• Records supplied
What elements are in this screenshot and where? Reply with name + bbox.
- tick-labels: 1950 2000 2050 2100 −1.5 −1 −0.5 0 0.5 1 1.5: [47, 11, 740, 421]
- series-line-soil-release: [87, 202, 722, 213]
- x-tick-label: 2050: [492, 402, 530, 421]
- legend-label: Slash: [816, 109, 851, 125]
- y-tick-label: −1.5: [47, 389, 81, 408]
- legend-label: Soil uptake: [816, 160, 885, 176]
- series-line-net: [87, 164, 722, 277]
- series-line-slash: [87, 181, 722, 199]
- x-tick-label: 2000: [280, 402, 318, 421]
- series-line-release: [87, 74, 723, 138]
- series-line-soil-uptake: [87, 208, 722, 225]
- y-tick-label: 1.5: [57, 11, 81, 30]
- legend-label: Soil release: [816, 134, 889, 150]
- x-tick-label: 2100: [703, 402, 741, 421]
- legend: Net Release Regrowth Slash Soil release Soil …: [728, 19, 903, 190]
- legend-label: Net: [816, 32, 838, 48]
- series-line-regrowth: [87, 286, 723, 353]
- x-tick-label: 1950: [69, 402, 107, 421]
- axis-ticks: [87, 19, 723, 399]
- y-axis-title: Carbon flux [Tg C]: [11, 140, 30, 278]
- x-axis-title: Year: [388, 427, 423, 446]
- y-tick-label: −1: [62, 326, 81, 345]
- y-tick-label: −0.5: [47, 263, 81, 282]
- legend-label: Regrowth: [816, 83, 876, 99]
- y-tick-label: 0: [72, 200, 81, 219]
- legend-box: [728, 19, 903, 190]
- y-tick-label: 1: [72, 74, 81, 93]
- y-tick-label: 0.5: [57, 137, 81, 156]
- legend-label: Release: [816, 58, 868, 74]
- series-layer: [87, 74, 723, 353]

• Instruction
Please set out every line of the items above as a numbered list, leaving out any blank lines.

• Output of the exercise
1. What elements are in this screenshot and where? Reply with name + bbox.
2. - tick-labels: 1950 2000 2050 2100 −1.5 −1 −0.5 0 0.5 1 1.5: [47, 11, 740, 421]
3. - series-line-soil-release: [87, 202, 722, 213]
4. - x-tick-label: 2050: [492, 402, 530, 421]
5. - legend-label: Slash: [816, 109, 851, 125]
6. - y-tick-label: −1.5: [47, 389, 81, 408]
7. - legend-label: Soil uptake: [816, 160, 885, 176]
8. - series-line-net: [87, 164, 722, 277]
9. - series-line-slash: [87, 181, 722, 199]
10. - x-tick-label: 2000: [280, 402, 318, 421]
11. - series-line-release: [87, 74, 723, 138]
12. - series-line-soil-uptake: [87, 208, 722, 225]
13. - y-tick-label: 1.5: [57, 11, 81, 30]
14. - legend-label: Soil release: [816, 134, 889, 150]
15. - x-tick-label: 2100: [703, 402, 741, 421]
16. - legend: Net Release Regrowth Slash Soil release Soil …: [728, 19, 903, 190]
17. - legend-label: Net: [816, 32, 838, 48]
18. - series-line-regrowth: [87, 286, 723, 353]
19. - x-tick-label: 1950: [69, 402, 107, 421]
20. - axis-ticks: [87, 19, 723, 399]
21. - y-axis-title: Carbon flux [Tg C]: [11, 140, 30, 278]
22. - x-axis-title: Year: [388, 427, 423, 446]
23. - y-tick-label: −1: [62, 326, 81, 345]
24. - y-tick-label: −0.5: [47, 263, 81, 282]
25. - legend-label: Regrowth: [816, 83, 876, 99]
26. - y-tick-label: 0: [72, 200, 81, 219]
27. - legend-box: [728, 19, 903, 190]
28. - y-tick-label: 1: [72, 74, 81, 93]
29. - y-tick-label: 0.5: [57, 137, 81, 156]
30. - legend-label: Release: [816, 58, 868, 74]
31. - series-layer: [87, 74, 723, 353]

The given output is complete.